— Begin —
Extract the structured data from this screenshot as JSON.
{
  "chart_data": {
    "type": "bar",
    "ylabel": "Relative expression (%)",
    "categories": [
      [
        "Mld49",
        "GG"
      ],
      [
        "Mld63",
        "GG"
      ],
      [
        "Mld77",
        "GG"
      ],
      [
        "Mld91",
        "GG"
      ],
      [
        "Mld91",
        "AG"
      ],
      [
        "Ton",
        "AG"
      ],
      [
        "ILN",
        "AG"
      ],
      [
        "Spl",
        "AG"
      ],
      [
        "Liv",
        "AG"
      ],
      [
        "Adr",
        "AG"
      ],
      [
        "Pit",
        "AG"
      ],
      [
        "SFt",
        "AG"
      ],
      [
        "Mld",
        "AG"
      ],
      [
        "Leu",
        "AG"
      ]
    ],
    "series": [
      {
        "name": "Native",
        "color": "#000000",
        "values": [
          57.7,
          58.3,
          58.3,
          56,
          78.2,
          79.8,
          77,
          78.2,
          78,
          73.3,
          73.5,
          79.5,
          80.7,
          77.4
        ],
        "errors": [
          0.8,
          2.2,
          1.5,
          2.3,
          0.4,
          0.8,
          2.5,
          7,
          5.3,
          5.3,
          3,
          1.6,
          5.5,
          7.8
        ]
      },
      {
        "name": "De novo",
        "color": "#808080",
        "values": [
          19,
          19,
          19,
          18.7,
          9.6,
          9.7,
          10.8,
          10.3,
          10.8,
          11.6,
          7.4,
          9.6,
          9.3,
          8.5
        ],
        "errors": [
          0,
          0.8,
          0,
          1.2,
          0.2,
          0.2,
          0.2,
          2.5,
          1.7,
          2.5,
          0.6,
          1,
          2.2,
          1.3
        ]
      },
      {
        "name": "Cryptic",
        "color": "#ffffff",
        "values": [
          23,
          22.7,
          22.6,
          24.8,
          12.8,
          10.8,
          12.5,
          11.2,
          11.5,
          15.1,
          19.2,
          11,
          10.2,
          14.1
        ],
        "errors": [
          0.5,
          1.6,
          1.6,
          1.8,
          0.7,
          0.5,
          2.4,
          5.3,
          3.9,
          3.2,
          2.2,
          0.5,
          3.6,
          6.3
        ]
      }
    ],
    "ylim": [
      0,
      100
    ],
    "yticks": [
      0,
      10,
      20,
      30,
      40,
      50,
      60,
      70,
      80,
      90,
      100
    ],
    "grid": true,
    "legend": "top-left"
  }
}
— End —
▶ [Your objective]: Copy the material above back out, exactly as written.

▶ [Finished exercise]:
Extract the structured data from this screenshot as JSON.
{
  "chart_data": {
    "type": "bar",
    "ylabel": "Relative expression (%)",
    "categories": [
      [
        "Mld49",
        "GG"
      ],
      [
        "Mld63",
        "GG"
      ],
      [
        "Mld77",
        "GG"
      ],
      [
        "Mld91",
        "GG"
      ],
      [
        "Mld91",
        "AG"
      ],
      [
        "Ton",
        "AG"
      ],
      [
        "ILN",
        "AG"
      ],
      [
        "Spl",
        "AG"
      ],
      [
        "Liv",
        "AG"
      ],
      [
        "Adr",
        "AG"
      ],
      [
        "Pit",
        "AG"
      ],
      [
        "SFt",
        "AG"
      ],
      [
        "Mld",
        "AG"
      ],
      [
        "Leu",
        "AG"
      ]
    ],
    "series": [
      {
        "name": "Native",
        "color": "#000000",
        "values": [
          57.7,
          58.3,
          58.3,
          56,
          78.2,
          79.8,
          77,
          78.2,
          78,
          73.3,
          73.5,
          79.5,
          80.7,
          77.4
        ],
        "errors": [
          0.8,
          2.2,
          1.5,
          2.3,
          0.4,
          0.8,
          2.5,
          7,
          5.3,
          5.3,
          3,
          1.6,
          5.5,
          7.8
        ]
      },
      {
        "name": "De novo",
        "color": "#808080",
        "values": [
          19,
          19,
          19,
          18.7,
          9.6,
          9.7,
          10.8,
          10.3,
          10.8,
          11.6,
          7.4,
          9.6,
          9.3,
          8.5
        ],
        "errors": [
          0,
          0.8,
          0,
          1.2,
          0.2,
          0.2,
          0.2,
          2.5,
          1.7,
          2.5,
          0.6,
          1,
          2.2,
          1.3
        ]
      },
      {
        "name": "Cryptic",
        "color": "#ffffff",
        "values": [
          23,
          22.7,
          22.6,
          24.8,
          12.8,
          10.8,
          12.5,
          11.2,
          11.5,
          15.1,
          19.2,
          11,
          10.2,
          14.1
        ],
        "errors": [
          0.5,
          1.6,
          1.6,
          1.8,
          0.7,
          0.5,
          2.4,
          5.3,
          3.9,
          3.2,
          2.2,
          0.5,
          3.6,
          6.3
        ]
      }
    ],
    "ylim": [
      0,
      100
    ],
    "yticks": [
      0,
      10,
      20,
      30,
      40,
      50,
      60,
      70,
      80,
      90,
      100
    ],
    "grid": true,
    "legend": "top-left"
  }
}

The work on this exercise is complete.